* **Exercise requirements**
Format the lines as a JSON list of strings, one string per line and no blank lines, starting at the beginning of the records and ending at the line containing "The position B is at (398, 1067).".

* **Records supplied**
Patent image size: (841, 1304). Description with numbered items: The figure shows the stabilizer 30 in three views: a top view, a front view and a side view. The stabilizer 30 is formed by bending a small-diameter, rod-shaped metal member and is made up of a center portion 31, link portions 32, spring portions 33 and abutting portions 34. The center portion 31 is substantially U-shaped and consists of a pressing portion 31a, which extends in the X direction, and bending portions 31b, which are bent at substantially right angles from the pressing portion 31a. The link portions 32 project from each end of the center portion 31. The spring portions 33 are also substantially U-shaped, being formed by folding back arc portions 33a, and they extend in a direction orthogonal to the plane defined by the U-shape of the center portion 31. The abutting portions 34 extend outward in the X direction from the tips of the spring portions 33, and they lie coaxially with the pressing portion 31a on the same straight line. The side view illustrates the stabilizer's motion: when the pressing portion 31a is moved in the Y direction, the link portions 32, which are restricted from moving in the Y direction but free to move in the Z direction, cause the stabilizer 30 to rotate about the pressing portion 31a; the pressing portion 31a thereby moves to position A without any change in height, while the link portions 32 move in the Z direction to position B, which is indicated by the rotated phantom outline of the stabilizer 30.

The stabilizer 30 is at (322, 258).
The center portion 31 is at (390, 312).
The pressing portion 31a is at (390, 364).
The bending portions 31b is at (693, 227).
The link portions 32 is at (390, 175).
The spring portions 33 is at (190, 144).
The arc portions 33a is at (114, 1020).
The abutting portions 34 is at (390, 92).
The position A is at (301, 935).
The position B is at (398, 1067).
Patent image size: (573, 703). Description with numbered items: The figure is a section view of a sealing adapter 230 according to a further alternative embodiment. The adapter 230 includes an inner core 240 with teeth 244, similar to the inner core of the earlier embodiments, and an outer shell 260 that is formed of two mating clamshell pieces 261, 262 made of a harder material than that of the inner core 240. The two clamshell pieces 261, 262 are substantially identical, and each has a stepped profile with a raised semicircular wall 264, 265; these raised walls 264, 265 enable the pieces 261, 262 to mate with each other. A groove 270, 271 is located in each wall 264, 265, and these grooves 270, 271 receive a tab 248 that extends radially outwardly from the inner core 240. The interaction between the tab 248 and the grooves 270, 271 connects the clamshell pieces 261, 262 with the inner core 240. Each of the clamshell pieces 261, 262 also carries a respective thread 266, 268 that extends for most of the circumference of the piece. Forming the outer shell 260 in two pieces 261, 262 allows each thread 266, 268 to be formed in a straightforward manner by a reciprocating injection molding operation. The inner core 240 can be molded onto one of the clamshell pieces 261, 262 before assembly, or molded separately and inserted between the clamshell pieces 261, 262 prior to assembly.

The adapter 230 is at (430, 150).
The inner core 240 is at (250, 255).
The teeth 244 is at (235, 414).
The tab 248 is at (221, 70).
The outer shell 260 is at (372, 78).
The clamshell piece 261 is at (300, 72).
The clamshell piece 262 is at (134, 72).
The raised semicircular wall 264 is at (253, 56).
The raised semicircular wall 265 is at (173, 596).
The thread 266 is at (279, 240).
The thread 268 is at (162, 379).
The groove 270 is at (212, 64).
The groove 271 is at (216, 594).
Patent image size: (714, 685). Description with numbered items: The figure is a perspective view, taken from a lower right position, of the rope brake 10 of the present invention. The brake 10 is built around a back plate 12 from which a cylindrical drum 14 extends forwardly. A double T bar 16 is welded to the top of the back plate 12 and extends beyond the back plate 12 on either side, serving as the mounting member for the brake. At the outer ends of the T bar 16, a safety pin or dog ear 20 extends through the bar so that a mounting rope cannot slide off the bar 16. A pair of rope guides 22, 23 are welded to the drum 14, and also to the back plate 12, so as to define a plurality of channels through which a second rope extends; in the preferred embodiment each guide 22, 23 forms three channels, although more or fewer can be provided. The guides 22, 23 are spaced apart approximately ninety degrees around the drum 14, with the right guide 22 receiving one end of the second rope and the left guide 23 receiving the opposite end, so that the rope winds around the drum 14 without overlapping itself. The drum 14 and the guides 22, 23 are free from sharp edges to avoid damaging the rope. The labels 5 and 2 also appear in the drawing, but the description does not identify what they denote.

* **Expected output**
[
  "Patent image size: (841, 1304). Description with numbered items: The figure shows the stabilizer 30 in three views: a top view, a front view and a side view. The stabilizer 30 is formed by bending a small-diameter, rod-shaped metal member and is made up of a center portion 31, link portions 32, spring portions 33 and abutting portions 34. The center portion 31 is substantially U-shaped and consists of a pressing portion 31a, which extends in the X direction, and bending portions 31b, which are bent at substantially right angles from the pressing portion 31a. The link portions 32 project from each end of the center portion 31. The spring portions 33 are also substantially U-shaped, being formed by folding back arc portions 33a, and they extend in a direction orthogonal to the plane defined by the U-shape of the center portion 31. The abutting portions 34 extend outward in the X direction from the tips of the spring portions 33, and they lie coaxially with the pressing portion 31a on the same straight line. The side view illustrates the stabilizer's motion: when the pressing portion 31a is moved in the Y direction, the link portions 32, which are restricted from moving in the Y direction but free to move in the Z direction, cause the stabilizer 30 to rotate about the pressing portion 31a; the pressing portion 31a thereby moves to position A without any change in height, while the link portions 32 move in the Z direction to position B, which is indicated by the rotated phantom outline of the stabilizer 30.",
  "The stabilizer 30 is at (322, 258).",
  "The center portion 31 is at (390, 312).",
  "The pressing portion 31a is at (390, 364).",
  "The bending portions 31b is at (693, 227).",
  "The link portions 32 is at (390, 175).",
  "The spring portions 33 is at (190, 144).",
  "The arc portions 33a is at (114, 1020).",
  "The abutting portions 34 is at (390, 92).",
  "The position A is at (301, 935).",
  "The position B is at (398, 1067)."
]